**Prompt:** Leave out the pictures and repeat the rest of the material exactly.

**Stored data:**
::::

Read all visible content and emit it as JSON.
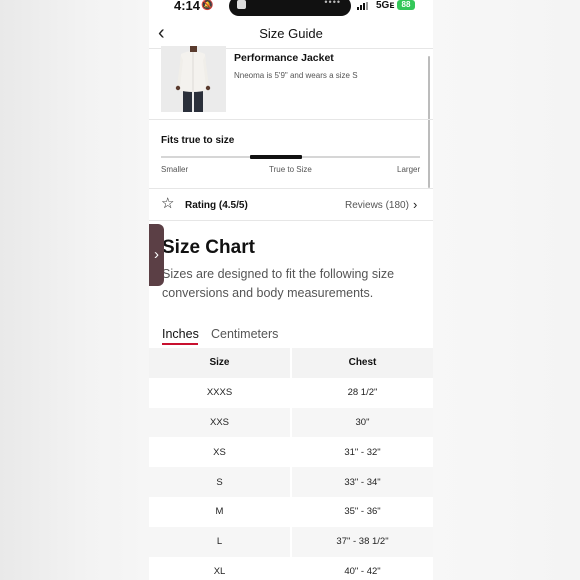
{
  "status_bar": {
    "time": "4:14",
    "network": "5Gᴇ",
    "battery": "88"
  },
  "header": {
    "back_icon": "chevron-left-icon",
    "title": "Size Guide"
  },
  "product": {
    "name": "Performance Jacket",
    "model_info": "Nneoma is 5'9\" and wears a size S"
  },
  "fit": {
    "title": "Fits true to size",
    "labels": {
      "smaller": "Smaller",
      "true_to_size": "True to Size",
      "larger": "Larger"
    },
    "level": 0.5
  },
  "rating": {
    "label": "Rating (4.5/5)",
    "reviews": "Reviews (180)"
  },
  "size_chart": {
    "heading": "Size Chart",
    "description": "Sizes are designed to fit the following size conversions and body measurements.",
    "tabs": [
      "Inches",
      "Centimeters"
    ],
    "active_tab": "Inches",
    "columns": [
      "Size",
      "Chest"
    ],
    "rows": [
      [
        "XXXS",
        "28 1/2\""
      ],
      [
        "XXS",
        "30\""
      ],
      [
        "XS",
        "31\" - 32\""
      ],
      [
        "S",
        "33\" - 34\""
      ],
      [
        "M",
        "35\" - 36\""
      ],
      [
        "L",
        "37\" - 38 1/2\""
      ],
      [
        "XL",
        "40\" - 42\""
      ]
    ]
  },
  "colors": {
    "accent_underline": "#c8102e",
    "side_tab": "#5b3f45"
  }
}
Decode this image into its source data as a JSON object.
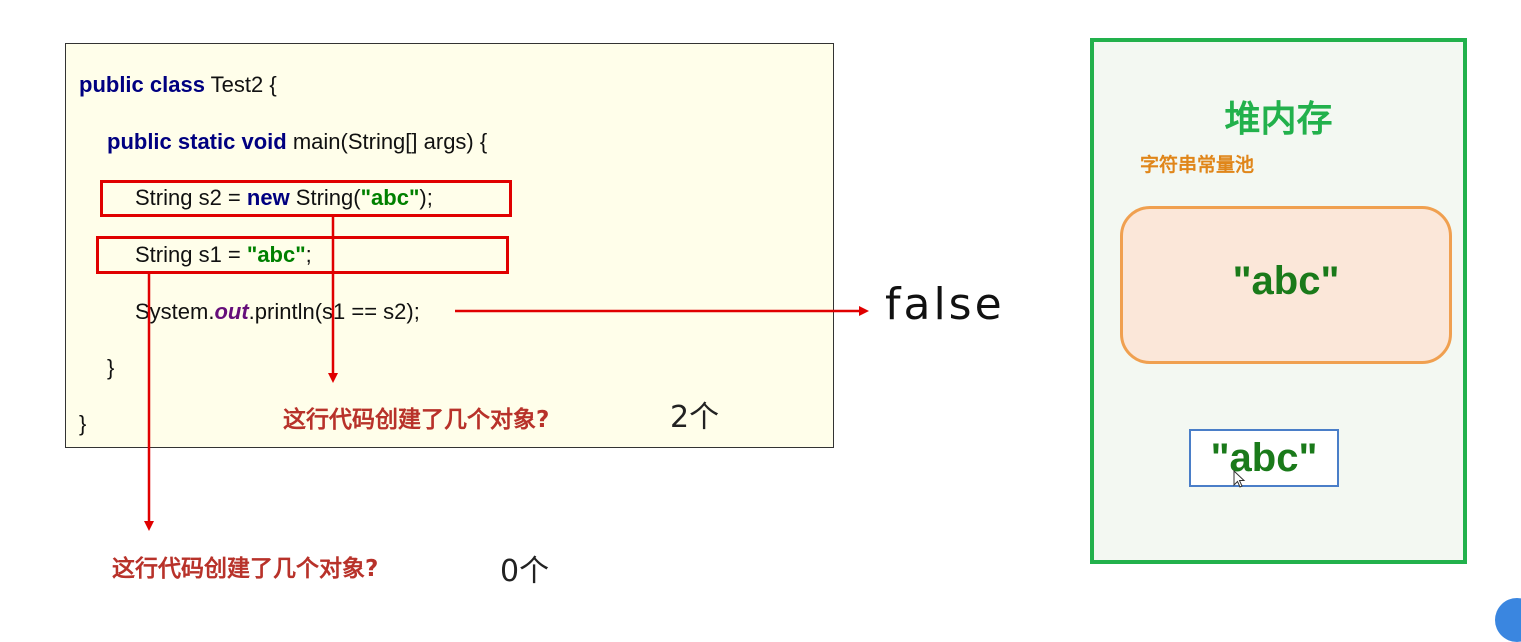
{
  "code": {
    "line1": {
      "kw": "public class",
      "rest": " Test2 {"
    },
    "line2": {
      "kw": "public static void",
      "rest": " main(String[] args) {"
    },
    "line3": {
      "pre": "String s2 = ",
      "kw": "new",
      "mid": " String(",
      "str": "\"abc\"",
      "post": ");"
    },
    "line4": {
      "pre": "String s1 = ",
      "str": "\"abc\"",
      "post": ";"
    },
    "line5": {
      "pre": "System.",
      "fld": "out",
      "post": ".println(s1 == s2);"
    },
    "line6": "}",
    "line7": "}"
  },
  "annotations": {
    "question_new": "这行代码创建了几个对象?",
    "answer_new": "2个",
    "question_literal": "这行代码创建了几个对象?",
    "answer_literal": "0个",
    "result": "false"
  },
  "heap": {
    "title": "堆内存",
    "pool_label": "字符串常量池",
    "pool_string": "\"abc\"",
    "heap_object_string": "\"abc\""
  },
  "colors": {
    "arrow": "#e00000",
    "heap_border": "#22b14c",
    "pool_border": "#f0a050",
    "heap_object_border": "#4a7ec8",
    "keyword": "#000080",
    "string": "#008000",
    "question": "#b8322a"
  }
}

::::

**Response to this task:**
Read all visible content and emit it as JSON.
{
  "status_bar": {
    "time": "4:14",
    "network": "5Gᴇ",
    "battery": "88"
  },
  "header": {
    "back_icon": "chevron-left-icon",
    "title": "Size Guide"
  },
  "product": {
    "name": "Performance Jacket",
    "model_info": "Nneoma is 5'9\" and wears a size S"
  },
  "fit": {
    "title": "Fits true to size",
    "labels": {
      "smaller": "Smaller",
      "true_to_size": "True to Size",
      "larger": "Larger"
    },
    "level": 0.5
  },
  "rating": {
    "label": "Rating (4.5/5)",
    "reviews": "Reviews (180)"
  },
  "size_chart": {
    "heading": "Size Chart",
    "description": "Sizes are designed to fit the following size conversions and body measurements.",
    "tabs": [
      "Inches",
      "Centimeters"
    ],
    "active_tab": "Inches",
    "columns": [
      "Size",
      "Chest"
    ],
    "rows": [
      [
        "XXXS",
        "28 1/2\""
      ],
      [
        "XXS",
        "30\""
      ],
      [
        "XS",
        "31\" - 32\""
      ],
      [
        "S",
        "33\" - 34\""
      ],
      [
        "M",
        "35\" - 36\""
      ],
      [
        "L",
        "37\" - 38 1/2\""
      ],
      [
        "XL",
        "40\" - 42\""
      ]
    ]
  },
  "colors": {
    "accent_underline": "#c8102e",
    "side_tab": "#5b3f45"
  }
}
Decode this image into its source data as a JSON object.
{
  "code": {
    "line1": {
      "kw": "public class",
      "rest": " Test2 {"
    },
    "line2": {
      "kw": "public static void",
      "rest": " main(String[] args) {"
    },
    "line3": {
      "pre": "String s2 = ",
      "kw": "new",
      "mid": " String(",
      "str": "\"abc\"",
      "post": ");"
    },
    "line4": {
      "pre": "String s1 = ",
      "str": "\"abc\"",
      "post": ";"
    },
    "line5": {
      "pre": "System.",
      "fld": "out",
      "post": ".println(s1 == s2);"
    },
    "line6": "}",
    "line7": "}"
  },
  "annotations": {
    "question_new": "这行代码创建了几个对象?",
    "answer_new": "2个",
    "question_literal": "这行代码创建了几个对象?",
    "answer_literal": "0个",
    "result": "false"
  },
  "heap": {
    "title": "堆内存",
    "pool_label": "字符串常量池",
    "pool_string": "\"abc\"",
    "heap_object_string": "\"abc\""
  },
  "colors": {
    "arrow": "#e00000",
    "heap_border": "#22b14c",
    "pool_border": "#f0a050",
    "heap_object_border": "#4a7ec8",
    "keyword": "#000080",
    "string": "#008000",
    "question": "#b8322a"
  }
}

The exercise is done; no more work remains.